Given task:
Transcribe all of the material exactly, except for its pictures.

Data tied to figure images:
• • •

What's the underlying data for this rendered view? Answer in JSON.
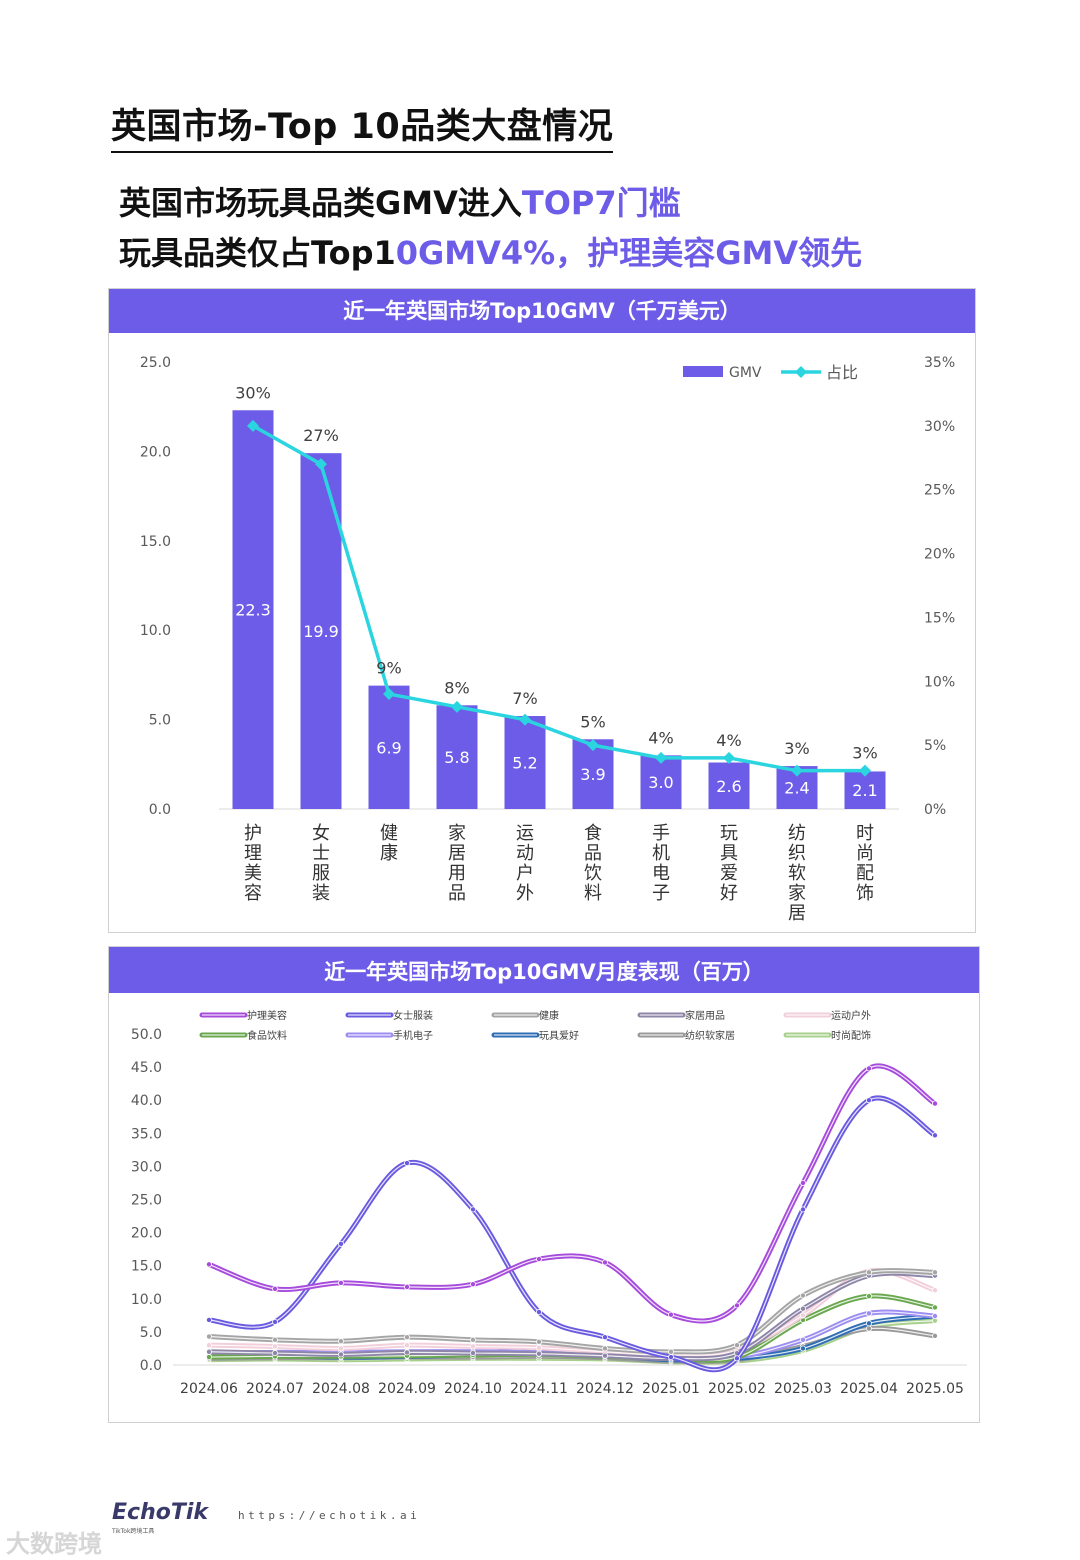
{
  "page": {
    "title": "英国市场-Top 10品类大盘情况",
    "headline1_a": "英国市场玩具品类GMV进入",
    "headline1_b": "TOP7门槛",
    "headline2_a": "玩具品类仅占Top1",
    "headline2_b": "0GMV4%，护理美容GMV领先"
  },
  "chart_data": [
    {
      "type": "bar",
      "title": "近一年英国市场Top10GMV（千万美元）",
      "categories": [
        "护理美容",
        "女士服装",
        "健康",
        "家居用品",
        "运动户外",
        "食品饮料",
        "手机电子",
        "玩具爱好",
        "纺织软家居",
        "时尚配饰"
      ],
      "series": [
        {
          "name": "GMV",
          "type": "bar",
          "axis": "left",
          "values": [
            22.3,
            19.9,
            6.9,
            5.8,
            5.2,
            3.9,
            3.0,
            2.6,
            2.4,
            2.1
          ],
          "labels": [
            "22.3",
            "19.9",
            "6.9",
            "5.8",
            "5.2",
            "3.9",
            "3.0",
            "2.6",
            "2.4",
            "2.1"
          ]
        },
        {
          "name": "占比",
          "type": "line",
          "axis": "right",
          "values": [
            30,
            27,
            9,
            8,
            7,
            5,
            4,
            4,
            3,
            3
          ],
          "labels": [
            "30%",
            "27%",
            "9%",
            "8%",
            "7%",
            "5%",
            "4%",
            "4%",
            "3%",
            "3%"
          ]
        }
      ],
      "y_left": {
        "min": 0,
        "max": 25,
        "ticks": [
          "0.0",
          "5.0",
          "10.0",
          "15.0",
          "20.0",
          "25.0"
        ]
      },
      "y_right": {
        "min": 0,
        "max": 35,
        "ticks": [
          "0%",
          "5%",
          "10%",
          "15%",
          "20%",
          "25%",
          "30%",
          "35%"
        ]
      },
      "legend_position": "top-right",
      "colors": {
        "bar": "#6c5ce7",
        "line": "#2bd5e0"
      }
    },
    {
      "type": "line",
      "title": "近一年英国市场Top10GMV月度表现（百万）",
      "x": [
        "2024.06",
        "2024.07",
        "2024.08",
        "2024.09",
        "2024.10",
        "2024.11",
        "2024.12",
        "2025.01",
        "2025.02",
        "2025.03",
        "2025.04",
        "2025.05"
      ],
      "y_ticks": [
        "0.0",
        "5.0",
        "10.0",
        "15.0",
        "20.0",
        "25.0",
        "30.0",
        "35.0",
        "40.0",
        "45.0",
        "50.0"
      ],
      "ylim": [
        0,
        50
      ],
      "legend_position": "top",
      "series": [
        {
          "name": "护理美容",
          "color": "#a64bdc",
          "values": [
            15.2,
            11.5,
            12.4,
            11.8,
            12.2,
            16.0,
            15.5,
            7.6,
            9.0,
            27.5,
            44.8,
            39.5
          ]
        },
        {
          "name": "女士服装",
          "color": "#6a5ae0",
          "values": [
            6.8,
            6.5,
            18.3,
            30.5,
            23.5,
            8.0,
            4.2,
            1.2,
            1.0,
            23.5,
            40.0,
            34.7
          ]
        },
        {
          "name": "健康",
          "color": "#a5a5a5",
          "values": [
            4.3,
            3.8,
            3.6,
            4.2,
            3.8,
            3.5,
            2.5,
            2.0,
            3.0,
            10.5,
            14.0,
            14.0
          ]
        },
        {
          "name": "家居用品",
          "color": "#8e86a8",
          "values": [
            2.0,
            1.8,
            1.6,
            1.9,
            1.8,
            1.7,
            1.4,
            1.0,
            1.8,
            8.5,
            13.5,
            13.5
          ]
        },
        {
          "name": "运动户外",
          "color": "#f2cfda",
          "values": [
            3.0,
            2.8,
            2.5,
            3.0,
            2.8,
            2.6,
            2.0,
            1.5,
            2.2,
            7.5,
            14.2,
            11.3
          ]
        },
        {
          "name": "食品饮料",
          "color": "#6aa84f",
          "values": [
            1.2,
            1.3,
            1.3,
            1.4,
            1.5,
            1.6,
            1.3,
            1.0,
            1.2,
            6.8,
            10.4,
            8.7
          ]
        },
        {
          "name": "手机电子",
          "color": "#9c8ef0",
          "values": [
            1.8,
            1.9,
            1.9,
            2.0,
            2.0,
            1.9,
            1.6,
            1.0,
            1.2,
            3.8,
            7.8,
            7.4
          ]
        },
        {
          "name": "玩具爱好",
          "color": "#2e6db4",
          "values": [
            1.5,
            1.4,
            1.2,
            1.3,
            1.6,
            2.5,
            1.5,
            0.8,
            1.0,
            2.5,
            6.3,
            7.4
          ]
        },
        {
          "name": "纺织软家居",
          "color": "#9a9a9a",
          "values": [
            1.0,
            1.1,
            1.1,
            1.2,
            1.2,
            1.3,
            1.1,
            0.6,
            0.8,
            2.8,
            5.5,
            4.4
          ]
        },
        {
          "name": "时尚配饰",
          "color": "#a8d08d",
          "values": [
            0.8,
            0.9,
            0.8,
            0.9,
            1.0,
            1.0,
            0.9,
            0.5,
            0.6,
            2.2,
            5.8,
            6.7
          ]
        }
      ]
    }
  ],
  "footer": {
    "brand": "EchoTik",
    "brand_tag": "TikTok跨境工具",
    "url": "https://echotik.ai",
    "watermark": "大数跨境"
  }
}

• • •

Exercise response:
What's the underlying data for this rendered view? Answer in JSON.
{
  "page": {
    "title": "英国市场-Top 10品类大盘情况",
    "headline1_a": "英国市场玩具品类GMV进入",
    "headline1_b": "TOP7门槛",
    "headline2_a": "玩具品类仅占Top1",
    "headline2_b": "0GMV4%，护理美容GMV领先"
  },
  "chart_data": [
    {
      "type": "bar",
      "title": "近一年英国市场Top10GMV（千万美元）",
      "categories": [
        "护理美容",
        "女士服装",
        "健康",
        "家居用品",
        "运动户外",
        "食品饮料",
        "手机电子",
        "玩具爱好",
        "纺织软家居",
        "时尚配饰"
      ],
      "series": [
        {
          "name": "GMV",
          "type": "bar",
          "axis": "left",
          "values": [
            22.3,
            19.9,
            6.9,
            5.8,
            5.2,
            3.9,
            3.0,
            2.6,
            2.4,
            2.1
          ],
          "labels": [
            "22.3",
            "19.9",
            "6.9",
            "5.8",
            "5.2",
            "3.9",
            "3.0",
            "2.6",
            "2.4",
            "2.1"
          ]
        },
        {
          "name": "占比",
          "type": "line",
          "axis": "right",
          "values": [
            30,
            27,
            9,
            8,
            7,
            5,
            4,
            4,
            3,
            3
          ],
          "labels": [
            "30%",
            "27%",
            "9%",
            "8%",
            "7%",
            "5%",
            "4%",
            "4%",
            "3%",
            "3%"
          ]
        }
      ],
      "y_left": {
        "min": 0,
        "max": 25,
        "ticks": [
          "0.0",
          "5.0",
          "10.0",
          "15.0",
          "20.0",
          "25.0"
        ]
      },
      "y_right": {
        "min": 0,
        "max": 35,
        "ticks": [
          "0%",
          "5%",
          "10%",
          "15%",
          "20%",
          "25%",
          "30%",
          "35%"
        ]
      },
      "legend_position": "top-right",
      "colors": {
        "bar": "#6c5ce7",
        "line": "#2bd5e0"
      }
    },
    {
      "type": "line",
      "title": "近一年英国市场Top10GMV月度表现（百万）",
      "x": [
        "2024.06",
        "2024.07",
        "2024.08",
        "2024.09",
        "2024.10",
        "2024.11",
        "2024.12",
        "2025.01",
        "2025.02",
        "2025.03",
        "2025.04",
        "2025.05"
      ],
      "y_ticks": [
        "0.0",
        "5.0",
        "10.0",
        "15.0",
        "20.0",
        "25.0",
        "30.0",
        "35.0",
        "40.0",
        "45.0",
        "50.0"
      ],
      "ylim": [
        0,
        50
      ],
      "legend_position": "top",
      "series": [
        {
          "name": "护理美容",
          "color": "#a64bdc",
          "values": [
            15.2,
            11.5,
            12.4,
            11.8,
            12.2,
            16.0,
            15.5,
            7.6,
            9.0,
            27.5,
            44.8,
            39.5
          ]
        },
        {
          "name": "女士服装",
          "color": "#6a5ae0",
          "values": [
            6.8,
            6.5,
            18.3,
            30.5,
            23.5,
            8.0,
            4.2,
            1.2,
            1.0,
            23.5,
            40.0,
            34.7
          ]
        },
        {
          "name": "健康",
          "color": "#a5a5a5",
          "values": [
            4.3,
            3.8,
            3.6,
            4.2,
            3.8,
            3.5,
            2.5,
            2.0,
            3.0,
            10.5,
            14.0,
            14.0
          ]
        },
        {
          "name": "家居用品",
          "color": "#8e86a8",
          "values": [
            2.0,
            1.8,
            1.6,
            1.9,
            1.8,
            1.7,
            1.4,
            1.0,
            1.8,
            8.5,
            13.5,
            13.5
          ]
        },
        {
          "name": "运动户外",
          "color": "#f2cfda",
          "values": [
            3.0,
            2.8,
            2.5,
            3.0,
            2.8,
            2.6,
            2.0,
            1.5,
            2.2,
            7.5,
            14.2,
            11.3
          ]
        },
        {
          "name": "食品饮料",
          "color": "#6aa84f",
          "values": [
            1.2,
            1.3,
            1.3,
            1.4,
            1.5,
            1.6,
            1.3,
            1.0,
            1.2,
            6.8,
            10.4,
            8.7
          ]
        },
        {
          "name": "手机电子",
          "color": "#9c8ef0",
          "values": [
            1.8,
            1.9,
            1.9,
            2.0,
            2.0,
            1.9,
            1.6,
            1.0,
            1.2,
            3.8,
            7.8,
            7.4
          ]
        },
        {
          "name": "玩具爱好",
          "color": "#2e6db4",
          "values": [
            1.5,
            1.4,
            1.2,
            1.3,
            1.6,
            2.5,
            1.5,
            0.8,
            1.0,
            2.5,
            6.3,
            7.4
          ]
        },
        {
          "name": "纺织软家居",
          "color": "#9a9a9a",
          "values": [
            1.0,
            1.1,
            1.1,
            1.2,
            1.2,
            1.3,
            1.1,
            0.6,
            0.8,
            2.8,
            5.5,
            4.4
          ]
        },
        {
          "name": "时尚配饰",
          "color": "#a8d08d",
          "values": [
            0.8,
            0.9,
            0.8,
            0.9,
            1.0,
            1.0,
            0.9,
            0.5,
            0.6,
            2.2,
            5.8,
            6.7
          ]
        }
      ]
    }
  ],
  "footer": {
    "brand": "EchoTik",
    "brand_tag": "TikTok跨境工具",
    "url": "https://echotik.ai",
    "watermark": "大数跨境"
  }
}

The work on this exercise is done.